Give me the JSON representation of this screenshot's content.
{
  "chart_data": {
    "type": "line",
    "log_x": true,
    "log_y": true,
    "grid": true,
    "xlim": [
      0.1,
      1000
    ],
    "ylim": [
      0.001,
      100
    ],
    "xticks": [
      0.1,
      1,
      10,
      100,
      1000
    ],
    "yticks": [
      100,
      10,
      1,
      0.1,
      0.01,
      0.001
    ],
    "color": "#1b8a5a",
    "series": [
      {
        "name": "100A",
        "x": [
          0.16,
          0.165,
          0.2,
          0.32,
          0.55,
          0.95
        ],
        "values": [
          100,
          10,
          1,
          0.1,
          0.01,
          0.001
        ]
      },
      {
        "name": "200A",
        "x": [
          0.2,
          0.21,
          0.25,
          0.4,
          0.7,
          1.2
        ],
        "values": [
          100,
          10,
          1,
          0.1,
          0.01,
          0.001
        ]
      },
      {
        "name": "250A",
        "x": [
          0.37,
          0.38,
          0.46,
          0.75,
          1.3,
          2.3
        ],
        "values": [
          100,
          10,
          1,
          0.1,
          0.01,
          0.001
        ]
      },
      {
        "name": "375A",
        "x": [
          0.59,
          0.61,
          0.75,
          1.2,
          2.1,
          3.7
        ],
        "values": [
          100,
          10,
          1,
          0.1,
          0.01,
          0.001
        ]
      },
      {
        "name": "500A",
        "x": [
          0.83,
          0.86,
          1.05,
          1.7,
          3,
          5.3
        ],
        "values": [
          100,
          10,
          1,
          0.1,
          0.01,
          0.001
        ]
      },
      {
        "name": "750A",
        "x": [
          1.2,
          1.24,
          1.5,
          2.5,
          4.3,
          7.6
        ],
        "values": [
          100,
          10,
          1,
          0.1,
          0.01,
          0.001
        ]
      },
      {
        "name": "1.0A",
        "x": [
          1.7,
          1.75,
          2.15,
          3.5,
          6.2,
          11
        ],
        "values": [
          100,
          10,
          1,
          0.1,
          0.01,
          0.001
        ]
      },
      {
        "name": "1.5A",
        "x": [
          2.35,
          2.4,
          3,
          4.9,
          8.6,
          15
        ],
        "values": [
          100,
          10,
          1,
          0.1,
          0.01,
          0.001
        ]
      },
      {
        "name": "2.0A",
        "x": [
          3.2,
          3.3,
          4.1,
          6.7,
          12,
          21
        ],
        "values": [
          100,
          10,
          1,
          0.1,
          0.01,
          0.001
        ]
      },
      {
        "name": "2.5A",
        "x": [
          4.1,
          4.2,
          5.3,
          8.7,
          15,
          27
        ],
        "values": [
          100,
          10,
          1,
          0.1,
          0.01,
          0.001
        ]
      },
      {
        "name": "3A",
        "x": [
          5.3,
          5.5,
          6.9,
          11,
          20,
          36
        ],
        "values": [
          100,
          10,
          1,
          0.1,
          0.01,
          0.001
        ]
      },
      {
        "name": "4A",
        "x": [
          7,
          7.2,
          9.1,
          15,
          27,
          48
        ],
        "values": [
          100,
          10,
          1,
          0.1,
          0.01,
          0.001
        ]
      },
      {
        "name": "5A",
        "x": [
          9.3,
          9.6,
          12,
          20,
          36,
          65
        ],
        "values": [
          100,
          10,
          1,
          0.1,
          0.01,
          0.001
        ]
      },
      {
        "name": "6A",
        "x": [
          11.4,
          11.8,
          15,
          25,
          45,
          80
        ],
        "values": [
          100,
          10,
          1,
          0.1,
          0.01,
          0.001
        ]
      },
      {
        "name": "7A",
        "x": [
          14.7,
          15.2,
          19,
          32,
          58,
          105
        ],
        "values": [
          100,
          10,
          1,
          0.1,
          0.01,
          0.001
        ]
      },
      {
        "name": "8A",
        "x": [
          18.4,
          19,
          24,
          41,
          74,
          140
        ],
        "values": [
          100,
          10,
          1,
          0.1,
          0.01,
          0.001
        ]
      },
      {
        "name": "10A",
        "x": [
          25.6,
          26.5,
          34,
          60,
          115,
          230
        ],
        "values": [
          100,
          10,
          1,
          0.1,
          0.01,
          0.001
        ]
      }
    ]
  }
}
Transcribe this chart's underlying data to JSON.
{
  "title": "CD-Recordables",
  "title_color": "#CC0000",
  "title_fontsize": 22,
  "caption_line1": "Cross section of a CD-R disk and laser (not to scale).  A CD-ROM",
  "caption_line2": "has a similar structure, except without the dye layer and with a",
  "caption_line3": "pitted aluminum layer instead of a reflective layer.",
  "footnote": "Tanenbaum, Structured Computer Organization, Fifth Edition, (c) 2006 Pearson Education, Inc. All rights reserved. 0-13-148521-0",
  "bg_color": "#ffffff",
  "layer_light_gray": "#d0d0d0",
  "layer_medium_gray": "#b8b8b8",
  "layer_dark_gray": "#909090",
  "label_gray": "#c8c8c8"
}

________________

▸ **Given problem**
Please quote exactly the lines from the one containing "Transcribe this chart's" through the last line of the records above, both included, and nothing else.

▸ **Response**
Transcribe this chart's underlying data to JSON.
{
  "title": "CD-Recordables",
  "title_color": "#CC0000",
  "title_fontsize": 22,
  "caption_line1": "Cross section of a CD-R disk and laser (not to scale).  A CD-ROM",
  "caption_line2": "has a similar structure, except without the dye layer and with a",
  "caption_line3": "pitted aluminum layer instead of a reflective layer.",
  "footnote": "Tanenbaum, Structured Computer Organization, Fifth Edition, (c) 2006 Pearson Education, Inc. All rights reserved. 0-13-148521-0",
  "bg_color": "#ffffff",
  "layer_light_gray": "#d0d0d0",
  "layer_medium_gray": "#b8b8b8",
  "layer_dark_gray": "#909090",
  "label_gray": "#c8c8c8"
}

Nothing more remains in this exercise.